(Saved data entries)
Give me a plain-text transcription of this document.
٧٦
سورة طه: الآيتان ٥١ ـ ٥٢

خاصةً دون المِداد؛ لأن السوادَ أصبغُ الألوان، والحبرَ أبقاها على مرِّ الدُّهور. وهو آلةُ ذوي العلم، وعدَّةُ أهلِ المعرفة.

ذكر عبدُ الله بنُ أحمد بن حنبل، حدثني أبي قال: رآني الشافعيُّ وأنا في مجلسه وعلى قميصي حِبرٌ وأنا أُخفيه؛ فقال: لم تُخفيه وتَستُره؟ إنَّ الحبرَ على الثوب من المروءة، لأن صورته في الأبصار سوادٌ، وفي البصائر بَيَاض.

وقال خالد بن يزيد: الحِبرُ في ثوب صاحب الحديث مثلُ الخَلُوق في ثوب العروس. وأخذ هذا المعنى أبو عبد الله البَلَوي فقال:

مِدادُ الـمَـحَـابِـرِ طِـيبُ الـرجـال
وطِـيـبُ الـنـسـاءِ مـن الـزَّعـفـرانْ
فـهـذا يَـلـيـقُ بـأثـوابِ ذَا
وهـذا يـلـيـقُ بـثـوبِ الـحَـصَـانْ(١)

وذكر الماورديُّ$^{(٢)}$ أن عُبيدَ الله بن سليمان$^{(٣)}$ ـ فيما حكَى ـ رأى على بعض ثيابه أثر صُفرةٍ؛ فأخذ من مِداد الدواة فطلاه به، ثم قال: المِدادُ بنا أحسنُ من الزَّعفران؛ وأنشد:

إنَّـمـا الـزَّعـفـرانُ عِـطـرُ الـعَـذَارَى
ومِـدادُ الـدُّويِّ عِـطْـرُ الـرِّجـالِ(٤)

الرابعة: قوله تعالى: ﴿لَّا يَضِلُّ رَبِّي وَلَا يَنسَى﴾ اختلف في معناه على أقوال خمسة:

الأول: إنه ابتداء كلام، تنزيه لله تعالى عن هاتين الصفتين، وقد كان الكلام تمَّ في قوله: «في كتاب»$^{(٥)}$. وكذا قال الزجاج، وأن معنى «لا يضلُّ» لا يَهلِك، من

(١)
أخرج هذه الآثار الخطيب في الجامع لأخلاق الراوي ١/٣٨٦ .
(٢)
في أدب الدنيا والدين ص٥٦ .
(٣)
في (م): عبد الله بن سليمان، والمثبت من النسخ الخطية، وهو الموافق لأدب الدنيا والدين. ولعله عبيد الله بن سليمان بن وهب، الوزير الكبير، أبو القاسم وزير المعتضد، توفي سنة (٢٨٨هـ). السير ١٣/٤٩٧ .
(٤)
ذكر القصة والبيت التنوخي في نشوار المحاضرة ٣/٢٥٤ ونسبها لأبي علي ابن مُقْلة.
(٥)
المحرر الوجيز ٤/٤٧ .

> _Work to complete_: What is needed here is an exact reproduction of all the entries.

> _Answer for the task_:
Give me a plain-text transcription of this document.
٧٦
سورة طه: الآيتان ٥١ ـ ٥٢

خاصةً دون المِداد؛ لأن السوادَ أصبغُ الألوان، والحبرَ أبقاها على مرِّ الدُّهور. وهو آلةُ ذوي العلم، وعدَّةُ أهلِ المعرفة.

ذكر عبدُ الله بنُ أحمد بن حنبل، حدثني أبي قال: رآني الشافعيُّ وأنا في مجلسه وعلى قميصي حِبرٌ وأنا أُخفيه؛ فقال: لم تُخفيه وتَستُره؟ إنَّ الحبرَ على الثوب من المروءة، لأن صورته في الأبصار سوادٌ، وفي البصائر بَيَاض.

وقال خالد بن يزيد: الحِبرُ في ثوب صاحب الحديث مثلُ الخَلُوق في ثوب العروس. وأخذ هذا المعنى أبو عبد الله البَلَوي فقال:

مِدادُ الـمَـحَـابِـرِ طِـيبُ الـرجـال
وطِـيـبُ الـنـسـاءِ مـن الـزَّعـفـرانْ
فـهـذا يَـلـيـقُ بـأثـوابِ ذَا
وهـذا يـلـيـقُ بـثـوبِ الـحَـصَـانْ(١)

وذكر الماورديُّ$^{(٢)}$ أن عُبيدَ الله بن سليمان$^{(٣)}$ ـ فيما حكَى ـ رأى على بعض ثيابه أثر صُفرةٍ؛ فأخذ من مِداد الدواة فطلاه به، ثم قال: المِدادُ بنا أحسنُ من الزَّعفران؛ وأنشد:

إنَّـمـا الـزَّعـفـرانُ عِـطـرُ الـعَـذَارَى
ومِـدادُ الـدُّويِّ عِـطْـرُ الـرِّجـالِ(٤)

الرابعة: قوله تعالى: ﴿لَّا يَضِلُّ رَبِّي وَلَا يَنسَى﴾ اختلف في معناه على أقوال خمسة:

الأول: إنه ابتداء كلام، تنزيه لله تعالى عن هاتين الصفتين، وقد كان الكلام تمَّ في قوله: «في كتاب»$^{(٥)}$. وكذا قال الزجاج، وأن معنى «لا يضلُّ» لا يَهلِك، من

(١)
أخرج هذه الآثار الخطيب في الجامع لأخلاق الراوي ١/٣٨٦ .
(٢)
في أدب الدنيا والدين ص٥٦ .
(٣)
في (م): عبد الله بن سليمان، والمثبت من النسخ الخطية، وهو الموافق لأدب الدنيا والدين. ولعله عبيد الله بن سليمان بن وهب، الوزير الكبير، أبو القاسم وزير المعتضد، توفي سنة (٢٨٨هـ). السير ١٣/٤٩٧ .
(٤)
ذكر القصة والبيت التنوخي في نشوار المحاضرة ٣/٢٥٤ ونسبها لأبي علي ابن مُقْلة.
(٥)
المحرر الوجيز ٤/٤٧ .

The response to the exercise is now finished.